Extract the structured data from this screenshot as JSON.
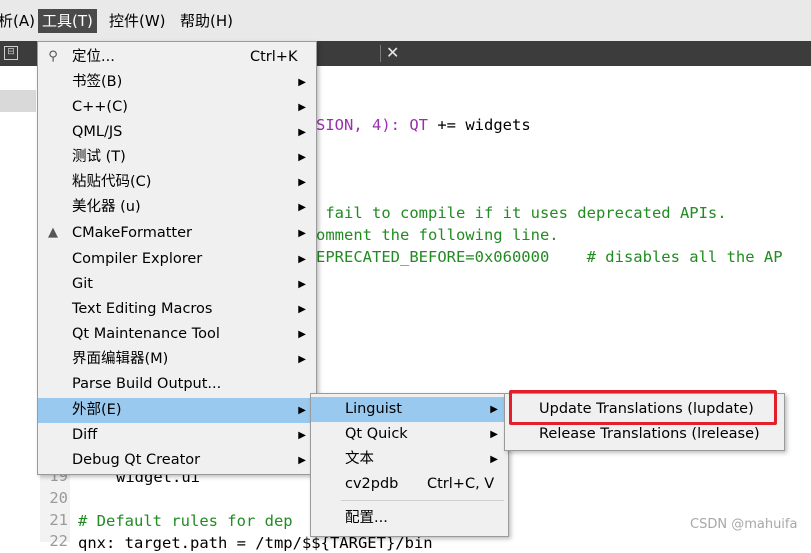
{
  "menubar": {
    "items": [
      {
        "label": "析(A)",
        "underline": "A",
        "active": false
      },
      {
        "label": "工具(T)",
        "underline": "T",
        "active": true
      },
      {
        "label": "控件(W)",
        "underline": "W",
        "active": false
      },
      {
        "label": "帮助(H)",
        "underline": "H",
        "active": false
      }
    ]
  },
  "tabbar": {
    "close_glyph": "✕",
    "split_glyph": "⊟"
  },
  "code": {
    "lines": [
      {
        "text_a": "SION, 4): ",
        "text_b": "QT",
        "text_c": " += widgets"
      },
      {
        "text": " fail to compile if it uses deprecated APIs."
      },
      {
        "text": "omment the following line."
      },
      {
        "text": "EPRECATED_BEFORE=0x060000    # disables all the AP"
      },
      {
        "text": "widget.ui"
      },
      {
        "text": "# Default rules for dep"
      },
      {
        "text": "qnx: target.path = /tmp/$${TARGET}/bin"
      }
    ],
    "line_numbers": [
      "19",
      "20",
      "21",
      "22"
    ]
  },
  "tools_menu": {
    "items": [
      {
        "label": "定位...",
        "shortcut": "Ctrl+K",
        "icon": "search-icon",
        "submenu": false
      },
      {
        "label": "书签(B)",
        "submenu": true
      },
      {
        "label": "C++(C)",
        "submenu": true
      },
      {
        "label": "QML/JS",
        "submenu": true
      },
      {
        "label": "测试 (T)",
        "submenu": true
      },
      {
        "label": "粘贴代码(C)",
        "submenu": true
      },
      {
        "label": "美化器 (u)",
        "submenu": true
      },
      {
        "label": "CMakeFormatter",
        "icon": "cmake-icon",
        "submenu": true
      },
      {
        "label": "Compiler Explorer",
        "submenu": true
      },
      {
        "label": "Git",
        "submenu": true
      },
      {
        "label": "Text Editing Macros",
        "submenu": true
      },
      {
        "label": "Qt Maintenance Tool",
        "submenu": true
      },
      {
        "label": "界面编辑器(M)",
        "submenu": true
      },
      {
        "label": "Parse Build Output...",
        "submenu": false
      },
      {
        "label": "外部(E)",
        "submenu": true,
        "highlighted": true
      },
      {
        "label": "Diff",
        "submenu": true
      },
      {
        "label": "Debug Qt Creator",
        "submenu": true
      }
    ]
  },
  "external_menu": {
    "items": [
      {
        "label": "Linguist",
        "submenu": true,
        "highlighted": true
      },
      {
        "label": "Qt Quick",
        "submenu": true
      },
      {
        "label": "文本",
        "submenu": true
      },
      {
        "label": "cv2pdb",
        "shortcut": "Ctrl+C, V",
        "submenu": false
      },
      {
        "label": "配置..."
      }
    ]
  },
  "linguist_menu": {
    "items": [
      {
        "label": "Update Translations (lupdate)"
      },
      {
        "label": "Release Translations (lrelease)"
      }
    ]
  },
  "watermark": "CSDN @mahuifa",
  "arrow": "▶",
  "colors": {
    "highlight": "#99c9ef",
    "annotation_red": "#e0202a",
    "active_menu": "#4a4a4a"
  }
}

▶ GOAL OF THE EXERCISE
Scan the material above. Return every line containing the string "Translations".

▶ ANSWER TO THE PROBLEM
        "label": "Update Translations (lupdate)"
        "label": "Release Translations (lrelease)"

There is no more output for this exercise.